▸ PROBLEM DESCRIPTION:
Transcribe every line of the records verbatim.
# start of GIVEN INFORMATION
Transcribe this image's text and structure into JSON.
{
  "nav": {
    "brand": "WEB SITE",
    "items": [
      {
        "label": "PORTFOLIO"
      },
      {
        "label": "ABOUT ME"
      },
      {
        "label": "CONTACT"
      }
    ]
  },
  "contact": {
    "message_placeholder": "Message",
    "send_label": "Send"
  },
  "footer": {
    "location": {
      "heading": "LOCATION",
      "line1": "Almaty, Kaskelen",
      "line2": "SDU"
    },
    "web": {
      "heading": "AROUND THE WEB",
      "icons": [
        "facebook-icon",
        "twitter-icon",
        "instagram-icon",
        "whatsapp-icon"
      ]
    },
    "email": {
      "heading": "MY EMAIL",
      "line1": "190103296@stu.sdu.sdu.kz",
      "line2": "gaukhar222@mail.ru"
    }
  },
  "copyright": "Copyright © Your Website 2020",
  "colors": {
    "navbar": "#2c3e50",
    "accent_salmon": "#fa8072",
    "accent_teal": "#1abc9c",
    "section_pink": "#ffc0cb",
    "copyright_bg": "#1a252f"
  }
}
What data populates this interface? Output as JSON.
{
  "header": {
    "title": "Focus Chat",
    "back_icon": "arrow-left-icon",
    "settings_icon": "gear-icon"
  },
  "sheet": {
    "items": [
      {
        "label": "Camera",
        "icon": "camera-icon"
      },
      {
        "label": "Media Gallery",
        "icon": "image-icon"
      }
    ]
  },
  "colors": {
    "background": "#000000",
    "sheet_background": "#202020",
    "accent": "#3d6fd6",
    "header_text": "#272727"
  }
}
# end of GIVEN INFORMATION
▸ RESPONSE TO THIS EXERCISE:
Transcribe this image's text and structure into JSON.
{
  "nav": {
    "brand": "WEB SITE",
    "items": [
      {
        "label": "PORTFOLIO"
      },
      {
        "label": "ABOUT ME"
      },
      {
        "label": "CONTACT"
      }
    ]
  },
  "contact": {
    "message_placeholder": "Message",
    "send_label": "Send"
  },
  "footer": {
    "location": {
      "heading": "LOCATION",
      "line1": "Almaty, Kaskelen",
      "line2": "SDU"
    },
    "web": {
      "heading": "AROUND THE WEB",
      "icons": [
        "facebook-icon",
        "twitter-icon",
        "instagram-icon",
        "whatsapp-icon"
      ]
    },
    "email": {
      "heading": "MY EMAIL",
      "line1": "190103296@stu.sdu.sdu.kz",
      "line2": "gaukhar222@mail.ru"
    }
  },
  "copyright": "Copyright © Your Website 2020",
  "colors": {
    "navbar": "#2c3e50",
    "accent_salmon": "#fa8072",
    "accent_teal": "#1abc9c",
    "section_pink": "#ffc0cb",
    "copyright_bg": "#1a252f"
  }
}
What data populates this interface? Output as JSON.
{
  "header": {
    "title": "Focus Chat",
    "back_icon": "arrow-left-icon",
    "settings_icon": "gear-icon"
  },
  "sheet": {
    "items": [
      {
        "label": "Camera",
        "icon": "camera-icon"
      },
      {
        "label": "Media Gallery",
        "icon": "image-icon"
      }
    ]
  },
  "colors": {
    "background": "#000000",
    "sheet_background": "#202020",
    "accent": "#3d6fd6",
    "header_text": "#272727"
  }
}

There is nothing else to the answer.